**STATED TASK**
Would you copy out the whole listing exactly as given?

[Data entries]
** BEGIN **

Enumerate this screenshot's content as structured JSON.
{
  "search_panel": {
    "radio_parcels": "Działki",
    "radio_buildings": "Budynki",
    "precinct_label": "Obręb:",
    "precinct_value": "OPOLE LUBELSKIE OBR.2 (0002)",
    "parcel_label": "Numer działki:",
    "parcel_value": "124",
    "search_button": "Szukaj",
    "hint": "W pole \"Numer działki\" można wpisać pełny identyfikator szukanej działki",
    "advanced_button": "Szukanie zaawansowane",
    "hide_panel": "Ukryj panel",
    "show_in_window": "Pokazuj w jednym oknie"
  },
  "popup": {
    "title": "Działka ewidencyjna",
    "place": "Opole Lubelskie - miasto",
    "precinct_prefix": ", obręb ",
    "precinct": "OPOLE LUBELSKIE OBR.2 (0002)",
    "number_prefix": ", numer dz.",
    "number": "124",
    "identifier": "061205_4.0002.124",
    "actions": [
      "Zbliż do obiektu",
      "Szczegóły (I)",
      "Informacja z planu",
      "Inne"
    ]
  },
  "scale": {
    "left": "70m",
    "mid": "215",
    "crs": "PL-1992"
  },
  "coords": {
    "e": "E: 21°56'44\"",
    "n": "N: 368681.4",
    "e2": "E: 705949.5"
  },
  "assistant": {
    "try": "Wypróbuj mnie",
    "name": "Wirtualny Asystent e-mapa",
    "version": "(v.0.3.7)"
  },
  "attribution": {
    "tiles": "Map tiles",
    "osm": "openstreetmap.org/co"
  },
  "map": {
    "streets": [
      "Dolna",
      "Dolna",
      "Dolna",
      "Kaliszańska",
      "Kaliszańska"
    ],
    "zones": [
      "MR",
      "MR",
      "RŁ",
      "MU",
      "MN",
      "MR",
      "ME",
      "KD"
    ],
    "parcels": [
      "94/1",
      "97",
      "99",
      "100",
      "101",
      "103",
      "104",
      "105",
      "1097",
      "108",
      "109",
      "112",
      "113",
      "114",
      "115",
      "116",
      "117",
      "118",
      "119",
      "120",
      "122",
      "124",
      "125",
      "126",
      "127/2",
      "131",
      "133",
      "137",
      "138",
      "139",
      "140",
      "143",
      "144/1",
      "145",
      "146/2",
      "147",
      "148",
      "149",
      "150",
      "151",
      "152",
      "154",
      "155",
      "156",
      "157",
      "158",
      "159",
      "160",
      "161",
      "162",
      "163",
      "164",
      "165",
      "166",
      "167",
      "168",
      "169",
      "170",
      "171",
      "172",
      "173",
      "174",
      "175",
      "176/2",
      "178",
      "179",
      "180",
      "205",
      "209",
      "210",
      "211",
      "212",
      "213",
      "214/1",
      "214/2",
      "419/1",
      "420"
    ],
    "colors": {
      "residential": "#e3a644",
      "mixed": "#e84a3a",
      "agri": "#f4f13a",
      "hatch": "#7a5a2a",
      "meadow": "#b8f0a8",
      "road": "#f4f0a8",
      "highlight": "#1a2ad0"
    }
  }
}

** END **

**ANSWER TO THIS TASK**
Enumerate this screenshot's content as structured JSON.
{
  "search_panel": {
    "radio_parcels": "Działki",
    "radio_buildings": "Budynki",
    "precinct_label": "Obręb:",
    "precinct_value": "OPOLE LUBELSKIE OBR.2 (0002)",
    "parcel_label": "Numer działki:",
    "parcel_value": "124",
    "search_button": "Szukaj",
    "hint": "W pole \"Numer działki\" można wpisać pełny identyfikator szukanej działki",
    "advanced_button": "Szukanie zaawansowane",
    "hide_panel": "Ukryj panel",
    "show_in_window": "Pokazuj w jednym oknie"
  },
  "popup": {
    "title": "Działka ewidencyjna",
    "place": "Opole Lubelskie - miasto",
    "precinct_prefix": ", obręb ",
    "precinct": "OPOLE LUBELSKIE OBR.2 (0002)",
    "number_prefix": ", numer dz.",
    "number": "124",
    "identifier": "061205_4.0002.124",
    "actions": [
      "Zbliż do obiektu",
      "Szczegóły (I)",
      "Informacja z planu",
      "Inne"
    ]
  },
  "scale": {
    "left": "70m",
    "mid": "215",
    "crs": "PL-1992"
  },
  "coords": {
    "e": "E: 21°56'44\"",
    "n": "N: 368681.4",
    "e2": "E: 705949.5"
  },
  "assistant": {
    "try": "Wypróbuj mnie",
    "name": "Wirtualny Asystent e-mapa",
    "version": "(v.0.3.7)"
  },
  "attribution": {
    "tiles": "Map tiles",
    "osm": "openstreetmap.org/co"
  },
  "map": {
    "streets": [
      "Dolna",
      "Dolna",
      "Dolna",
      "Kaliszańska",
      "Kaliszańska"
    ],
    "zones": [
      "MR",
      "MR",
      "RŁ",
      "MU",
      "MN",
      "MR",
      "ME",
      "KD"
    ],
    "parcels": [
      "94/1",
      "97",
      "99",
      "100",
      "101",
      "103",
      "104",
      "105",
      "1097",
      "108",
      "109",
      "112",
      "113",
      "114",
      "115",
      "116",
      "117",
      "118",
      "119",
      "120",
      "122",
      "124",
      "125",
      "126",
      "127/2",
      "131",
      "133",
      "137",
      "138",
      "139",
      "140",
      "143",
      "144/1",
      "145",
      "146/2",
      "147",
      "148",
      "149",
      "150",
      "151",
      "152",
      "154",
      "155",
      "156",
      "157",
      "158",
      "159",
      "160",
      "161",
      "162",
      "163",
      "164",
      "165",
      "166",
      "167",
      "168",
      "169",
      "170",
      "171",
      "172",
      "173",
      "174",
      "175",
      "176/2",
      "178",
      "179",
      "180",
      "205",
      "209",
      "210",
      "211",
      "212",
      "213",
      "214/1",
      "214/2",
      "419/1",
      "420"
    ],
    "colors": {
      "residential": "#e3a644",
      "mixed": "#e84a3a",
      "agri": "#f4f13a",
      "hatch": "#7a5a2a",
      "meadow": "#b8f0a8",
      "road": "#f4f0a8",
      "highlight": "#1a2ad0"
    }
  }
}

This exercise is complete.